▸ **What this task involves**
Select lines where the word "name" appears.

(Collection entries)
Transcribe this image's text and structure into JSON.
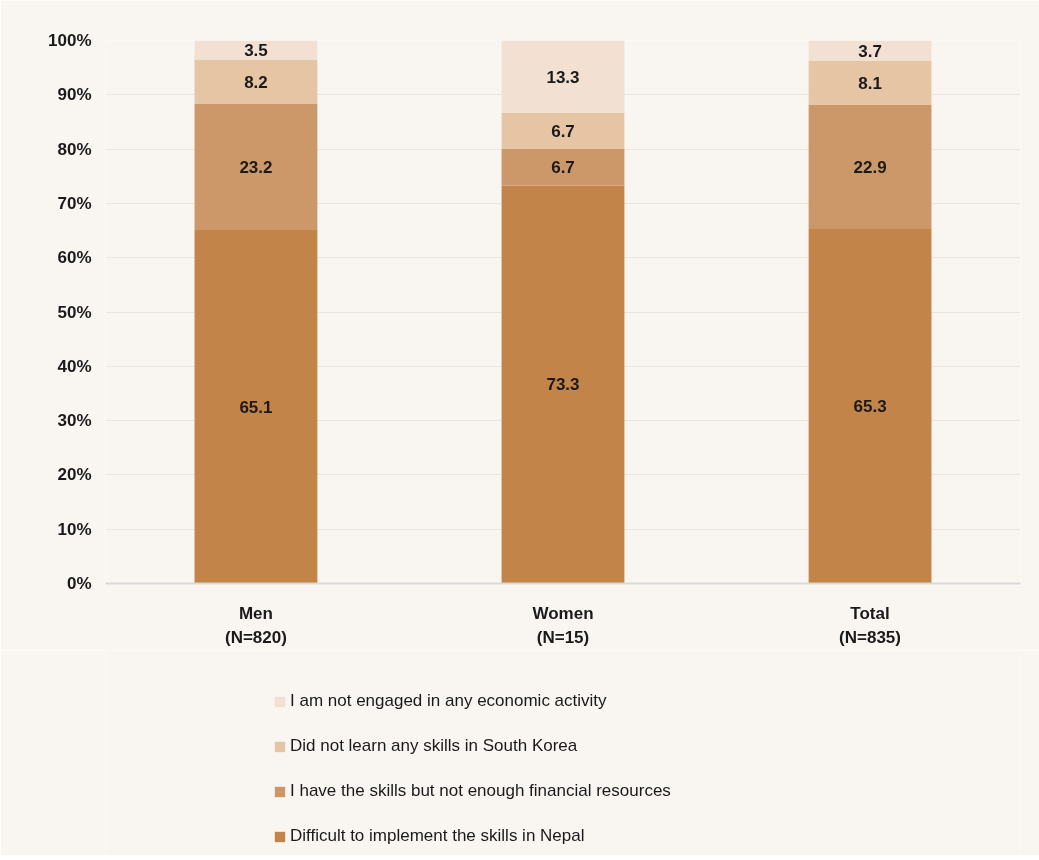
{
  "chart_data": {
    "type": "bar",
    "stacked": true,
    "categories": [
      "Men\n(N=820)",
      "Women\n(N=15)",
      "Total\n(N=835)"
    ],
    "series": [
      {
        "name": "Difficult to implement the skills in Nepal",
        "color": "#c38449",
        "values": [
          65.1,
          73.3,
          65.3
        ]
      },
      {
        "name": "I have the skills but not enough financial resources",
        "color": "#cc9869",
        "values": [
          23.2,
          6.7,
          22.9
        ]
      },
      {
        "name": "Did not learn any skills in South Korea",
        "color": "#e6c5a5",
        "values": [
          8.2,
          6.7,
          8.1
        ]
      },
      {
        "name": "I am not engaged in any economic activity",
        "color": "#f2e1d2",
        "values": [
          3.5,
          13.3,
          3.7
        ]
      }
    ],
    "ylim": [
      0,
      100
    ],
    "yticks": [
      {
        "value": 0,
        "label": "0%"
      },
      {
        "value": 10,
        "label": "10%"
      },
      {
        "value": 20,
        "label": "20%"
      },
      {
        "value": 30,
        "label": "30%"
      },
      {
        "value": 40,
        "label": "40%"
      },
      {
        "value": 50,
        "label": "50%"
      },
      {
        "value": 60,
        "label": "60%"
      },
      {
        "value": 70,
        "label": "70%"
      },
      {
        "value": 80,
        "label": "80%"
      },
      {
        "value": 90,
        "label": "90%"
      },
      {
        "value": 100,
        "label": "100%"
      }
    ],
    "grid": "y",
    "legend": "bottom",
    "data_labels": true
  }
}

▸ **Expected answer**
        "name": "Difficult to implement the skills in Nepal",
        "name": "I have the skills but not enough financial resources",
        "name": "Did not learn any skills in South Korea",
        "name": "I am not engaged in any economic activity",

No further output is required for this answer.